Problem: Omit every picture while repeating the entries exactly.

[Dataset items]

+ + + + + + +

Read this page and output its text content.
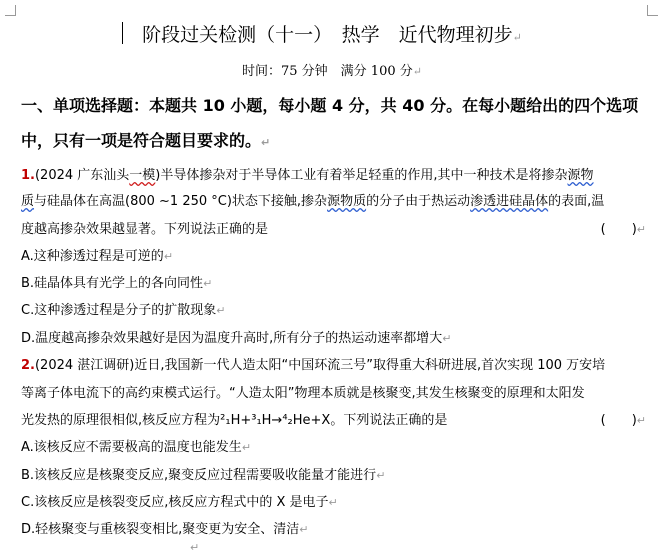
阶段过关检测（十一）　热学　近代物理初步↵
时间：75 分钟　满分 100 分↵
一、单项选择题：本题共 10 小题，每小题 4 分，共 40 分。在每小题给出的四个选项
中，只有一项是符合题目要求的。↵
1.(2024 广东汕头一模)半导体掺杂对于半导体工业有着举足轻重的作用,其中一种技术是将掺杂源物
质与硅晶体在高温(800 ~1 250 °C)状态下接触,掺杂源物质的分子由于热运动渗透进硅晶体的表面,温
度越高掺杂效果越显著。下列说法正确的是	(　　)↵
A.这种渗透过程是可逆的↵
B.硅晶体具有光学上的各向同性↵
C.这种渗透过程是分子的扩散现象↵
D.温度越高掺杂效果越好是因为温度升高时,所有分子的热运动速率都增大↵
2.(2024 湛江调研)近日,我国新一代人造太阳“中国环流三号”取得重大科研进展,首次实现 100 万安培
等离子体电流下的高约束模式运行。“人造太阳”物理本质就是核聚变,其发生核聚变的原理和太阳发
光发热的原理很相似,核反应方程为²₁H+³₁H→⁴₂He+X。下列说法正确的是	(　　)↵
A.该核反应不需要极高的温度也能发生↵
B.该核反应是核聚变反应,聚变反应过程需要吸收能量才能进行↵
C.该核反应是核裂变反应,核反应方程式中的 X 是电子↵
D.轻核聚变与重核裂变相比,聚变更为安全、清洁↵
↵
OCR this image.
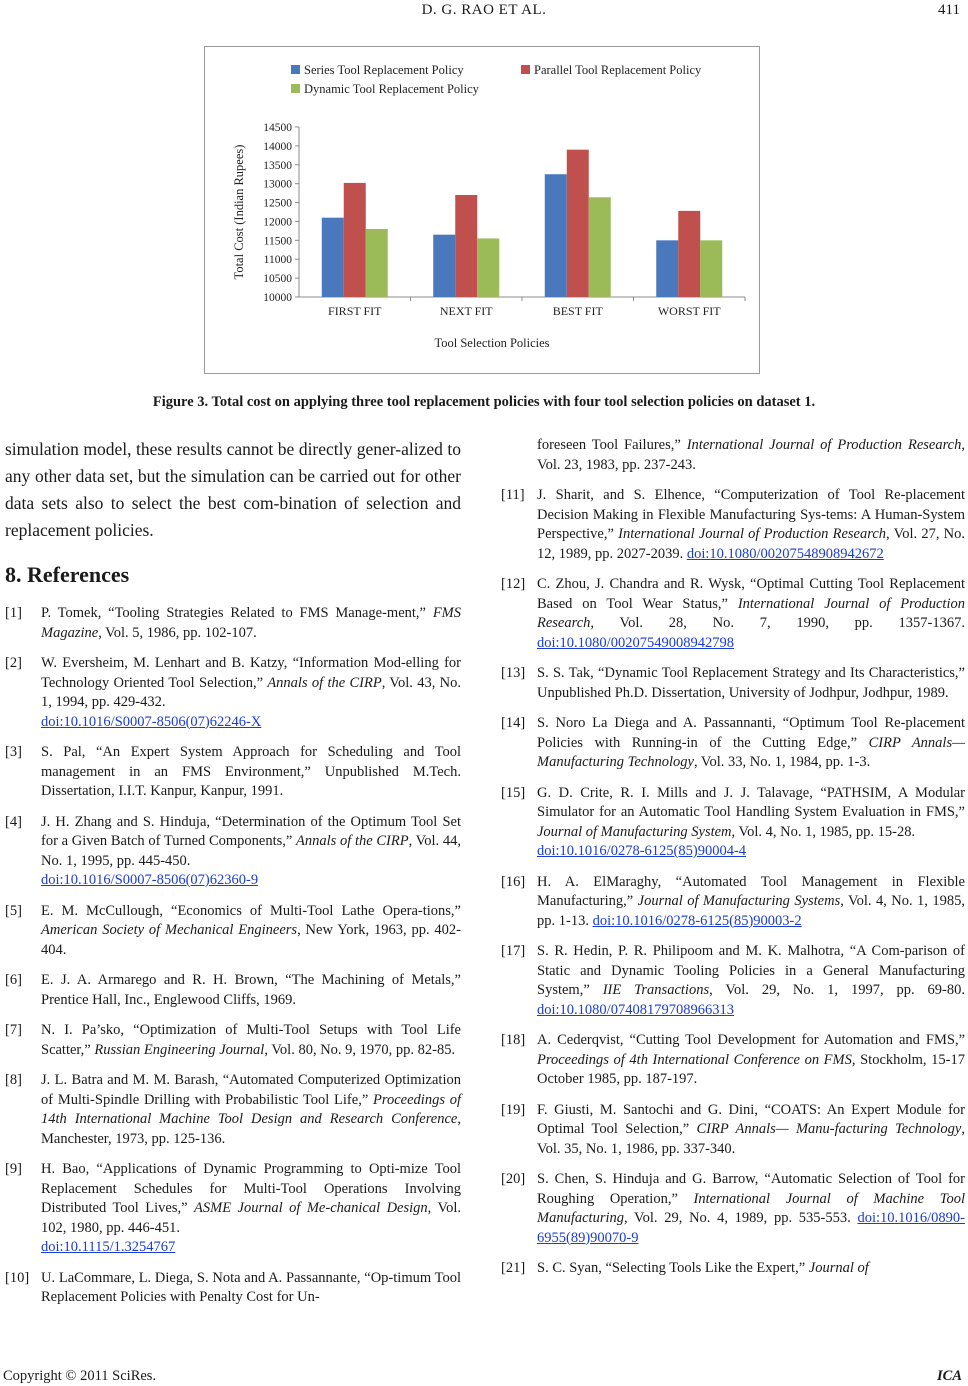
D. G. RAO ET AL.	411
10000
10500
11000
11500
12000
12500
13000
13500
14000
14500
FIRST FIT	NEXT FIT	BEST FIT	WORST FIT
Total Cost (Indian Rupees)
Tool Selection Policies
Series Tool Replacement Policy	Parallel Tool Replacement Policy
Dynamic Tool Replacement Policy
Figure 3. Total cost on applying three tool replacement policies with four tool selection policies on dataset 1.

simulation model, these results cannot be directly gener-alized to any other data set, but the simulation can be carried out for other data sets also to select the best com-bination of selection and replacement policies.

8. References
[1] P. Tomek, “Tooling Strategies Related to FMS Manage-ment,” FMS Magazine, Vol. 5, 1986, pp. 102-107.
[2] W. Eversheim, M. Lenhart and B. Katzy, “Information Mod-elling for Technology Oriented Tool Selection,” Annals of the CIRP, Vol. 43, No. 1, 1994, pp. 429-432.
doi:10.1016/S0007-8506(07)62246-X
[3] S. Pal, “An Expert System Approach for Scheduling and Tool management in an FMS Environment,” Unpublished M.Tech. Dissertation, I.I.T. Kanpur, Kanpur, 1991.
[4] J. H. Zhang and S. Hinduja, “Determination of the Optimum Tool Set for a Given Batch of Turned Components,” Annals of the CIRP, Vol. 44, No. 1, 1995, pp. 445-450.
doi:10.1016/S0007-8506(07)62360-9
[5] E. M. McCullough, “Economics of Multi-Tool Lathe Opera-tions,” American Society of Mechanical Engineers, New York, 1963, pp. 402-404.
[6] E. J. A. Armarego and R. H. Brown, “The Machining of Metals,” Prentice Hall, Inc., Englewood Cliffs, 1969.
[7] N. I. Pa’sko, “Optimization of Multi-Tool Setups with Tool Life Scatter,” Russian Engineering Journal, Vol. 80, No. 9, 1970, pp. 82-85.
[8] J. L. Batra and M. M. Barash, “Automated Computerized Optimization of Multi-Spindle Drilling with Probabilistic Tool Life,” Proceedings of 14th International Machine Tool Design and Research Conference, Manchester, 1973, pp. 125-136.
[9] H. Bao, “Applications of Dynamic Programming to Opti-mize Tool Replacement Schedules for Multi-Tool Operations Involving Distributed Tool Lives,” ASME Journal of Me-chanical Design, Vol. 102, 1980, pp. 446-451.
doi:10.1115/1.3254767
[10] U. LaCommare, L. Diega, S. Nota and A. Passannante, “Op-timum Tool Replacement Policies with Penalty Cost for Un-
foreseen Tool Failures,” International Journal of Production Research, Vol. 23, 1983, pp. 237-243.
[11] J. Sharit, and S. Elhence, “Computerization of Tool Re-placement Decision Making in Flexible Manufacturing Sys-tems: A Human-System Perspective,” International Journal of Production Research, Vol. 27, No. 12, 1989, pp. 2027-2039. doi:10.1080/00207548908942672
[12] C. Zhou, J. Chandra and R. Wysk, “Optimal Cutting Tool Replacement Based on Tool Wear Status,” International Journal of Production Research, Vol. 28, No. 7, 1990, pp. 1357-1367. doi:10.1080/00207549008942798
[13] S. S. Tak, “Dynamic Tool Replacement Strategy and Its Characteristics,” Unpublished Ph.D. Dissertation, University of Jodhpur, Jodhpur, 1989.
[14] S. Noro La Diega and A. Passannanti, “Optimum Tool Re-placement Policies with Running-in of the Cutting Edge,” CIRP Annals—Manufacturing Technology, Vol. 33, No. 1, 1984, pp. 1-3.
[15] G. D. Crite, R. I. Mills and J. J. Talavage, “PATHSIM, A Modular Simulator for an Automatic Tool Handling System Evaluation in FMS,” Journal of Manufacturing System, Vol. 4, No. 1, 1985, pp. 15-28.
doi:10.1016/0278-6125(85)90004-4
[16] H. A. ElMaraghy, “Automated Tool Management in Flexible Manufacturing,” Journal of Manufacturing Systems, Vol. 4, No. 1, 1985, pp. 1-13. doi:10.1016/0278-6125(85)90003-2
[17] S. R. Hedin, P. R. Philipoom and M. K. Malhotra, “A Com-parison of Static and Dynamic Tooling Policies in a General Manufacturing System,” IIE Transactions, Vol. 29, No. 1, 1997, pp. 69-80. doi:10.1080/07408179708966313
[18] A. Cederqvist, “Cutting Tool Development for Automation and FMS,” Proceedings of 4th International Conference on FMS, Stockholm, 15-17 October 1985, pp. 187-197.
[19] F. Giusti, M. Santochi and G. Dini, “COATS: An Expert Module for Optimal Tool Selection,” CIRP Annals— Manu-facturing Technology, Vol. 35, No. 1, 1986, pp. 337-340.
[20] S. Chen, S. Hinduja and G. Barrow, “Automatic Selection of Tool for Roughing Operation,” International Journal of Machine Tool Manufacturing, Vol. 29, No. 4, 1989, pp. 535-553. doi:10.1016/0890-6955(89)90070-9
[21] S. C. Syan, “Selecting Tools Like the Expert,” Journal of
Copyright © 2011 SciRes.	ICA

+ + + + + + +

Final result:
Read this page and output its text content.
阶段过关检测（十一）　热学　近代物理初步↵
时间：75 分钟　满分 100 分↵
一、单项选择题：本题共 10 小题，每小题 4 分，共 40 分。在每小题给出的四个选项
中，只有一项是符合题目要求的。↵
1.(2024 广东汕头一模)半导体掺杂对于半导体工业有着举足轻重的作用,其中一种技术是将掺杂源物
质与硅晶体在高温(800 ~1 250 °C)状态下接触,掺杂源物质的分子由于热运动渗透进硅晶体的表面,温
度越高掺杂效果越显著。下列说法正确的是	(　　)↵
A.这种渗透过程是可逆的↵
B.硅晶体具有光学上的各向同性↵
C.这种渗透过程是分子的扩散现象↵
D.温度越高掺杂效果越好是因为温度升高时,所有分子的热运动速率都增大↵
2.(2024 湛江调研)近日,我国新一代人造太阳“中国环流三号”取得重大科研进展,首次实现 100 万安培
等离子体电流下的高约束模式运行。“人造太阳”物理本质就是核聚变,其发生核聚变的原理和太阳发
光发热的原理很相似,核反应方程为²₁H+³₁H→⁴₂He+X。下列说法正确的是	(　　)↵
A.该核反应不需要极高的温度也能发生↵
B.该核反应是核聚变反应,聚变反应过程需要吸收能量才能进行↵
C.该核反应是核裂变反应,核反应方程式中的 X 是电子↵
D.轻核聚变与重核裂变相比,聚变更为安全、清洁↵
↵
OCR this image.
D. G. RAO ET AL.	411
10000
10500
11000
11500
12000
12500
13000
13500
14000
14500
FIRST FIT	NEXT FIT	BEST FIT	WORST FIT
Total Cost (Indian Rupees)
Tool Selection Policies
Series Tool Replacement Policy	Parallel Tool Replacement Policy
Dynamic Tool Replacement Policy
Figure 3. Total cost on applying three tool replacement policies with four tool selection policies on dataset 1.

simulation model, these results cannot be directly gener-alized to any other data set, but the simulation can be carried out for other data sets also to select the best com-bination of selection and replacement policies.

8. References
[1] P. Tomek, “Tooling Strategies Related to FMS Manage-ment,” FMS Magazine, Vol. 5, 1986, pp. 102-107.
[2] W. Eversheim, M. Lenhart and B. Katzy, “Information Mod-elling for Technology Oriented Tool Selection,” Annals of the CIRP, Vol. 43, No. 1, 1994, pp. 429-432.
doi:10.1016/S0007-8506(07)62246-X
[3] S. Pal, “An Expert System Approach for Scheduling and Tool management in an FMS Environment,” Unpublished M.Tech. Dissertation, I.I.T. Kanpur, Kanpur, 1991.
[4] J. H. Zhang and S. Hinduja, “Determination of the Optimum Tool Set for a Given Batch of Turned Components,” Annals of the CIRP, Vol. 44, No. 1, 1995, pp. 445-450.
doi:10.1016/S0007-8506(07)62360-9
[5] E. M. McCullough, “Economics of Multi-Tool Lathe Opera-tions,” American Society of Mechanical Engineers, New York, 1963, pp. 402-404.
[6] E. J. A. Armarego and R. H. Brown, “The Machining of Metals,” Prentice Hall, Inc., Englewood Cliffs, 1969.
[7] N. I. Pa’sko, “Optimization of Multi-Tool Setups with Tool Life Scatter,” Russian Engineering Journal, Vol. 80, No. 9, 1970, pp. 82-85.
[8] J. L. Batra and M. M. Barash, “Automated Computerized Optimization of Multi-Spindle Drilling with Probabilistic Tool Life,” Proceedings of 14th International Machine Tool Design and Research Conference, Manchester, 1973, pp. 125-136.
[9] H. Bao, “Applications of Dynamic Programming to Opti-mize Tool Replacement Schedules for Multi-Tool Operations Involving Distributed Tool Lives,” ASME Journal of Me-chanical Design, Vol. 102, 1980, pp. 446-451.
doi:10.1115/1.3254767
[10] U. LaCommare, L. Diega, S. Nota and A. Passannante, “Op-timum Tool Replacement Policies with Penalty Cost for Un-
foreseen Tool Failures,” International Journal of Production Research, Vol. 23, 1983, pp. 237-243.
[11] J. Sharit, and S. Elhence, “Computerization of Tool Re-placement Decision Making in Flexible Manufacturing Sys-tems: A Human-System Perspective,” International Journal of Production Research, Vol. 27, No. 12, 1989, pp. 2027-2039. doi:10.1080/00207548908942672
[12] C. Zhou, J. Chandra and R. Wysk, “Optimal Cutting Tool Replacement Based on Tool Wear Status,” International Journal of Production Research, Vol. 28, No. 7, 1990, pp. 1357-1367. doi:10.1080/00207549008942798
[13] S. S. Tak, “Dynamic Tool Replacement Strategy and Its Characteristics,” Unpublished Ph.D. Dissertation, University of Jodhpur, Jodhpur, 1989.
[14] S. Noro La Diega and A. Passannanti, “Optimum Tool Re-placement Policies with Running-in of the Cutting Edge,” CIRP Annals—Manufacturing Technology, Vol. 33, No. 1, 1984, pp. 1-3.
[15] G. D. Crite, R. I. Mills and J. J. Talavage, “PATHSIM, A Modular Simulator for an Automatic Tool Handling System Evaluation in FMS,” Journal of Manufacturing System, Vol. 4, No. 1, 1985, pp. 15-28.
doi:10.1016/0278-6125(85)90004-4
[16] H. A. ElMaraghy, “Automated Tool Management in Flexible Manufacturing,” Journal of Manufacturing Systems, Vol. 4, No. 1, 1985, pp. 1-13. doi:10.1016/0278-6125(85)90003-2
[17] S. R. Hedin, P. R. Philipoom and M. K. Malhotra, “A Com-parison of Static and Dynamic Tooling Policies in a General Manufacturing System,” IIE Transactions, Vol. 29, No. 1, 1997, pp. 69-80. doi:10.1080/07408179708966313
[18] A. Cederqvist, “Cutting Tool Development for Automation and FMS,” Proceedings of 4th International Conference on FMS, Stockholm, 15-17 October 1985, pp. 187-197.
[19] F. Giusti, M. Santochi and G. Dini, “COATS: An Expert Module for Optimal Tool Selection,” CIRP Annals— Manu-facturing Technology, Vol. 35, No. 1, 1986, pp. 337-340.
[20] S. Chen, S. Hinduja and G. Barrow, “Automatic Selection of Tool for Roughing Operation,” International Journal of Machine Tool Manufacturing, Vol. 29, No. 4, 1989, pp. 535-553. doi:10.1016/0890-6955(89)90070-9
[21] S. C. Syan, “Selecting Tools Like the Expert,” Journal of
Copyright © 2011 SciRes.	ICA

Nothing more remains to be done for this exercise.